TASK TO COMPLETE
Copy the lines holding the word "color", all of them.

INFORMATION SUPPLIED
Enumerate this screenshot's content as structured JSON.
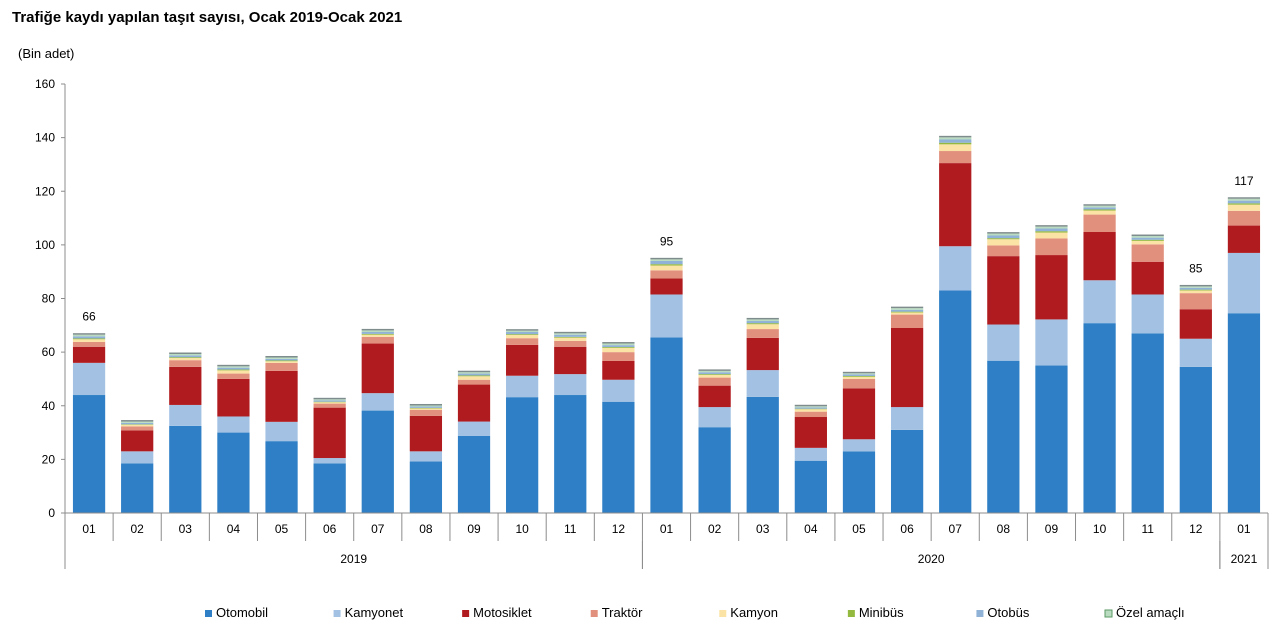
{
  "chart_data": {
    "type": "bar",
    "stacked": true,
    "title": "Trafiğe kaydı yapılan taşıt sayısı, Ocak 2019-Ocak 2021",
    "ylabel": "(Bin adet)",
    "ylim": [
      0,
      160
    ],
    "yticks": [
      0,
      20,
      40,
      60,
      80,
      100,
      120,
      140,
      160
    ],
    "categories": [
      "01",
      "02",
      "03",
      "04",
      "05",
      "06",
      "07",
      "08",
      "09",
      "10",
      "11",
      "12",
      "01",
      "02",
      "03",
      "04",
      "05",
      "06",
      "07",
      "08",
      "09",
      "10",
      "11",
      "12",
      "01"
    ],
    "years": [
      {
        "label": "2019",
        "start": 0,
        "end": 11
      },
      {
        "label": "2020",
        "start": 12,
        "end": 23
      },
      {
        "label": "2021",
        "start": 24,
        "end": 24
      }
    ],
    "series": [
      {
        "name": "Otomobil",
        "color": "#2e7fc6",
        "values": [
          44,
          18.5,
          32.5,
          30,
          26.8,
          18.5,
          38.2,
          19.2,
          28.8,
          43.2,
          44,
          41.5,
          65.5,
          32,
          43.3,
          19.5,
          23,
          31,
          83,
          56.8,
          55,
          70.8,
          67,
          54.5,
          74.5
        ]
      },
      {
        "name": "Kamyonet",
        "color": "#a3c2e3",
        "values": [
          12,
          4.5,
          7.8,
          6,
          7.2,
          2,
          6.5,
          3.8,
          5.3,
          8,
          7.8,
          8.2,
          16,
          7.5,
          10,
          4.8,
          4.5,
          8.5,
          16.5,
          13.5,
          17.2,
          16,
          14.5,
          10.5,
          22.5
        ]
      },
      {
        "name": "Motosiklet",
        "color": "#b01b1f",
        "values": [
          6,
          7.8,
          14.2,
          14,
          19,
          18.8,
          18.5,
          13.2,
          13.8,
          11.5,
          10.2,
          7,
          6,
          8,
          12,
          11.5,
          19,
          29.5,
          31,
          25.5,
          24,
          18,
          12.2,
          11,
          10.2
        ]
      },
      {
        "name": "Traktör",
        "color": "#e2907e",
        "values": [
          1.8,
          1.5,
          2.5,
          2,
          3,
          1.5,
          2.5,
          2.3,
          1.8,
          2.5,
          2.2,
          3.3,
          3,
          3,
          3.3,
          2,
          3.5,
          5,
          4.5,
          4,
          6.2,
          6.5,
          6.5,
          6,
          5.5
        ]
      },
      {
        "name": "Kamyon",
        "color": "#fbe3a6",
        "values": [
          1,
          0.6,
          0.8,
          1.2,
          0.6,
          0.5,
          0.8,
          0.5,
          1.3,
          1.2,
          1.2,
          1.6,
          1.8,
          1,
          1.8,
          0.9,
          0.8,
          0.8,
          2.5,
          2.3,
          2.2,
          1.5,
          1.3,
          1,
          2.3
        ]
      },
      {
        "name": "Minibüs",
        "color": "#93b93f",
        "values": [
          0.3,
          0.2,
          0.3,
          0.3,
          0.3,
          0.2,
          0.3,
          0.2,
          0.3,
          0.3,
          0.3,
          0.3,
          0.5,
          0.3,
          0.4,
          0.2,
          0.3,
          0.3,
          0.6,
          0.4,
          0.5,
          0.4,
          0.4,
          0.3,
          0.5
        ]
      },
      {
        "name": "Otobüs",
        "color": "#8fb2d6",
        "values": [
          0.8,
          0.5,
          0.7,
          0.7,
          0.6,
          0.5,
          0.7,
          0.5,
          0.7,
          0.8,
          0.8,
          0.7,
          1.2,
          0.7,
          0.8,
          0.5,
          0.6,
          0.7,
          1.2,
          1,
          1,
          0.8,
          0.8,
          0.7,
          1
        ]
      },
      {
        "name": "Özel amaçlı",
        "color": "#b9dcc0",
        "values": [
          0.6,
          0.5,
          0.5,
          0.5,
          0.5,
          0.4,
          0.6,
          0.4,
          0.5,
          0.5,
          0.5,
          0.6,
          0.6,
          0.5,
          0.6,
          0.4,
          0.4,
          0.6,
          0.8,
          0.7,
          0.7,
          0.6,
          0.6,
          0.5,
          0.7
        ]
      }
    ],
    "data_labels": [
      {
        "index": 0,
        "text": "66"
      },
      {
        "index": 12,
        "text": "95"
      },
      {
        "index": 23,
        "text": "85"
      },
      {
        "index": 24,
        "text": "117"
      }
    ]
  }
}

RESPONSE
        "color": "#2e7fc6",
        "color": "#a3c2e3",
        "color": "#b01b1f",
        "color": "#e2907e",
        "color": "#fbe3a6",
        "color": "#93b93f",
        "color": "#8fb2d6",
        "color": "#b9dcc0",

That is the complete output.